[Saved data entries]
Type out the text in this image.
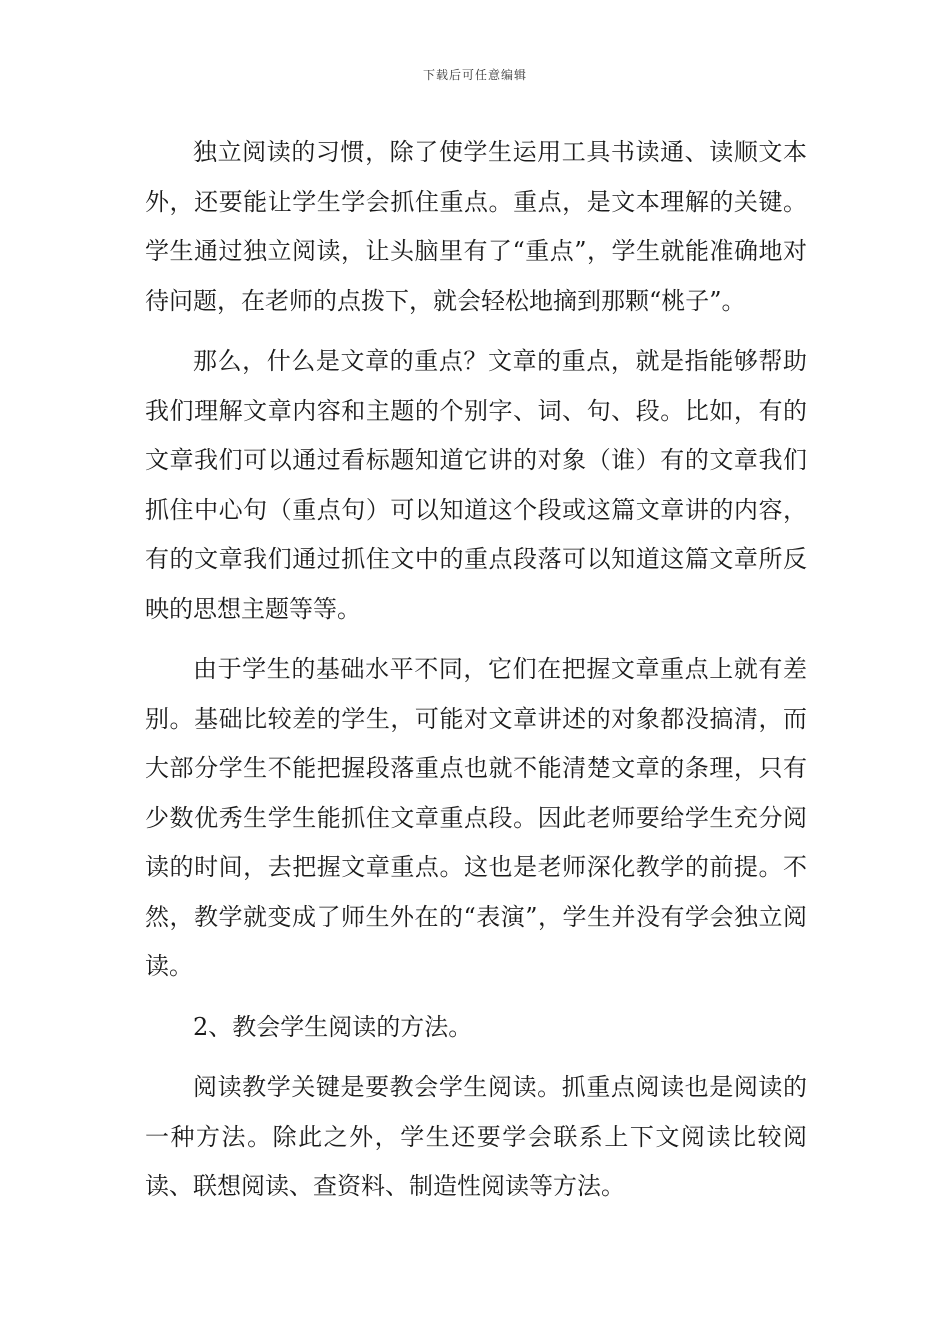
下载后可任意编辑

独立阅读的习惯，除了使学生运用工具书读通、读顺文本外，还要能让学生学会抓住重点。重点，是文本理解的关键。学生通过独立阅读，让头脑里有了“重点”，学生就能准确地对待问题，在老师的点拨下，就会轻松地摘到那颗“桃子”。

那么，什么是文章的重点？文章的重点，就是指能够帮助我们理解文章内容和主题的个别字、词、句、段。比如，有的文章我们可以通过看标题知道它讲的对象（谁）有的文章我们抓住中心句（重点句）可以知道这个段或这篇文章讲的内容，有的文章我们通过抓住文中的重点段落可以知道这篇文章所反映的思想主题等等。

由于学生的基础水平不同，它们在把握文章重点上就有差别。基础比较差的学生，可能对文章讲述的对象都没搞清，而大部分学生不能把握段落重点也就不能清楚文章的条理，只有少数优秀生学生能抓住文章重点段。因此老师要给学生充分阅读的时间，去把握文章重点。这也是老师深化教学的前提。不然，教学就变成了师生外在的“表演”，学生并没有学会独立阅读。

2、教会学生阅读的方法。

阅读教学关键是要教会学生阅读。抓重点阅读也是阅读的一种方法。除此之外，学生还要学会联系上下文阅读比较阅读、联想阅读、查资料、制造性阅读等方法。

STATED PROBLEM:
Reproduce each record above by retyping it exactly; omit all images.

EXPECTED ANSWER:
Type out the text in this image.
下载后可任意编辑

独立阅读的习惯，除了使学生运用工具书读通、读顺文本外，还要能让学生学会抓住重点。重点，是文本理解的关键。学生通过独立阅读，让头脑里有了“重点”，学生就能准确地对待问题，在老师的点拨下，就会轻松地摘到那颗“桃子”。

那么，什么是文章的重点？文章的重点，就是指能够帮助我们理解文章内容和主题的个别字、词、句、段。比如，有的文章我们可以通过看标题知道它讲的对象（谁）有的文章我们抓住中心句（重点句）可以知道这个段或这篇文章讲的内容，有的文章我们通过抓住文中的重点段落可以知道这篇文章所反映的思想主题等等。

由于学生的基础水平不同，它们在把握文章重点上就有差别。基础比较差的学生，可能对文章讲述的对象都没搞清，而大部分学生不能把握段落重点也就不能清楚文章的条理，只有少数优秀生学生能抓住文章重点段。因此老师要给学生充分阅读的时间，去把握文章重点。这也是老师深化教学的前提。不然，教学就变成了师生外在的“表演”，学生并没有学会独立阅读。

2、教会学生阅读的方法。

阅读教学关键是要教会学生阅读。抓重点阅读也是阅读的一种方法。除此之外，学生还要学会联系上下文阅读比较阅读、联想阅读、查资料、制造性阅读等方法。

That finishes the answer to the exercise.